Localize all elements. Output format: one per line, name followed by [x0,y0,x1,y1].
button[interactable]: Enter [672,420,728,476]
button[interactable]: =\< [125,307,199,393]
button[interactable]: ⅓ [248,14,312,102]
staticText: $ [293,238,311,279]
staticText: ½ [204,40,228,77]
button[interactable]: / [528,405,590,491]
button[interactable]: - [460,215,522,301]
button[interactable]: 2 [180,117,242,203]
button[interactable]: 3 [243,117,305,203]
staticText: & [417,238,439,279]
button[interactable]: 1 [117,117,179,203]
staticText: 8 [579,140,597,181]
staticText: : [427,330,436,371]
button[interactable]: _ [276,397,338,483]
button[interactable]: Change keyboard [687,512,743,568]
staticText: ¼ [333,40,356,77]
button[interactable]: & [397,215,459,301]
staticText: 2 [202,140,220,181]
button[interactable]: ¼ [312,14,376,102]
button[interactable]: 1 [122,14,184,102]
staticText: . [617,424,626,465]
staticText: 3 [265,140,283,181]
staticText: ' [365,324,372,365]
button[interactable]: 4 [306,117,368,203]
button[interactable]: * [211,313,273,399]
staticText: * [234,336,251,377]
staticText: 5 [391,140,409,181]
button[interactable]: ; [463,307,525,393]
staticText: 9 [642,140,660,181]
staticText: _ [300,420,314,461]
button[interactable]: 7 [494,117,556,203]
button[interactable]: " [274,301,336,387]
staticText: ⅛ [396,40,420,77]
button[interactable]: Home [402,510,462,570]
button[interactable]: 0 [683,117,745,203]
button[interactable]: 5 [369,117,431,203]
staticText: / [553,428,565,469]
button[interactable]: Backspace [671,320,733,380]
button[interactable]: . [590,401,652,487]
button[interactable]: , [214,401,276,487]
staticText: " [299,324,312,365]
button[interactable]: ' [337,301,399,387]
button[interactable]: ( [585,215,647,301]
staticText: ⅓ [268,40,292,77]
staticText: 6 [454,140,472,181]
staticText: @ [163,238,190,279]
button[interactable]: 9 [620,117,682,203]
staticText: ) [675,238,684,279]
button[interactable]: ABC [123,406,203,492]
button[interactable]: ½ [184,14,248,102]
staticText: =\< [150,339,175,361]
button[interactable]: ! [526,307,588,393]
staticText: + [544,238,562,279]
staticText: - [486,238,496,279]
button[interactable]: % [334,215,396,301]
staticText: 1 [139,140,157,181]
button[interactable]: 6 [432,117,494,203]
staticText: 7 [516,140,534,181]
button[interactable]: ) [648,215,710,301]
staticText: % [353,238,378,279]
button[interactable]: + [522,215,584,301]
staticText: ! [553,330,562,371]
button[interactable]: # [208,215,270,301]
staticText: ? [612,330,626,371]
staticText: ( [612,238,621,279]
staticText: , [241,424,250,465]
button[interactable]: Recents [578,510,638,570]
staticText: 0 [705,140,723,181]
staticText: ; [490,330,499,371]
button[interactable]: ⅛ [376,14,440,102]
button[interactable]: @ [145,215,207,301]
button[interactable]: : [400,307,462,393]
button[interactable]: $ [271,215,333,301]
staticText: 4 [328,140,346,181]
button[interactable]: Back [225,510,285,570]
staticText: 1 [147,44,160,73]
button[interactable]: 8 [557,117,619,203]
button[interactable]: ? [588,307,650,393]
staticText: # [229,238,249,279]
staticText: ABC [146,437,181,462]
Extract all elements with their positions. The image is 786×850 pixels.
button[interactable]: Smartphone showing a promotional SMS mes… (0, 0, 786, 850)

◆ CHALLENGE
Copy every line of the data above word for word, changing nothing.

◆ EXPECTED OUTPUT
Localize all elements. Output format: one per line, name followed by [x0,y0,x1,y1].
button[interactable]: Enter [672,420,728,476]
button[interactable]: =\< [125,307,199,393]
button[interactable]: ⅓ [248,14,312,102]
staticText: $ [293,238,311,279]
staticText: ½ [204,40,228,77]
button[interactable]: / [528,405,590,491]
button[interactable]: - [460,215,522,301]
button[interactable]: 2 [180,117,242,203]
button[interactable]: 3 [243,117,305,203]
staticText: & [417,238,439,279]
button[interactable]: 1 [117,117,179,203]
staticText: 8 [579,140,597,181]
staticText: : [427,330,436,371]
button[interactable]: _ [276,397,338,483]
button[interactable]: Change keyboard [687,512,743,568]
staticText: ¼ [333,40,356,77]
button[interactable]: & [397,215,459,301]
staticText: 2 [202,140,220,181]
button[interactable]: ¼ [312,14,376,102]
button[interactable]: 1 [122,14,184,102]
staticText: . [617,424,626,465]
staticText: 3 [265,140,283,181]
staticText: ' [365,324,372,365]
button[interactable]: 4 [306,117,368,203]
button[interactable]: * [211,313,273,399]
staticText: * [234,336,251,377]
staticText: 5 [391,140,409,181]
button[interactable]: ; [463,307,525,393]
staticText: 9 [642,140,660,181]
staticText: _ [300,420,314,461]
button[interactable]: 7 [494,117,556,203]
button[interactable]: " [274,301,336,387]
staticText: ⅛ [396,40,420,77]
button[interactable]: Home [402,510,462,570]
button[interactable]: 0 [683,117,745,203]
button[interactable]: 5 [369,117,431,203]
staticText: / [553,428,565,469]
button[interactable]: Backspace [671,320,733,380]
button[interactable]: . [590,401,652,487]
button[interactable]: , [214,401,276,487]
staticText: " [299,324,312,365]
button[interactable]: ' [337,301,399,387]
button[interactable]: ( [585,215,647,301]
staticText: ⅓ [268,40,292,77]
staticText: 6 [454,140,472,181]
staticText: @ [163,238,190,279]
button[interactable]: 9 [620,117,682,203]
staticText: ) [675,238,684,279]
button[interactable]: ABC [123,406,203,492]
button[interactable]: ½ [184,14,248,102]
staticText: =\< [150,339,175,361]
button[interactable]: ! [526,307,588,393]
staticText: + [544,238,562,279]
staticText: - [486,238,496,279]
button[interactable]: % [334,215,396,301]
staticText: 1 [139,140,157,181]
button[interactable]: 6 [432,117,494,203]
staticText: 7 [516,140,534,181]
button[interactable]: ) [648,215,710,301]
staticText: % [353,238,378,279]
button[interactable]: + [522,215,584,301]
staticText: ! [553,330,562,371]
button[interactable]: # [208,215,270,301]
staticText: ? [612,330,626,371]
staticText: ( [612,238,621,279]
staticText: , [241,424,250,465]
button[interactable]: Recents [578,510,638,570]
staticText: 0 [705,140,723,181]
staticText: ; [490,330,499,371]
button[interactable]: ⅛ [376,14,440,102]
button[interactable]: @ [145,215,207,301]
button[interactable]: : [400,307,462,393]
button[interactable]: $ [271,215,333,301]
staticText: 4 [328,140,346,181]
button[interactable]: Back [225,510,285,570]
staticText: 1 [147,44,160,73]
button[interactable]: 8 [557,117,619,203]
button[interactable]: ? [588,307,650,393]
staticText: # [229,238,249,279]
staticText: ABC [146,437,181,462]
Extract all elements with their positions. The image is 786×850 pixels.
button[interactable]: Smartphone showing a promotional SMS mes… (0, 0, 786, 850)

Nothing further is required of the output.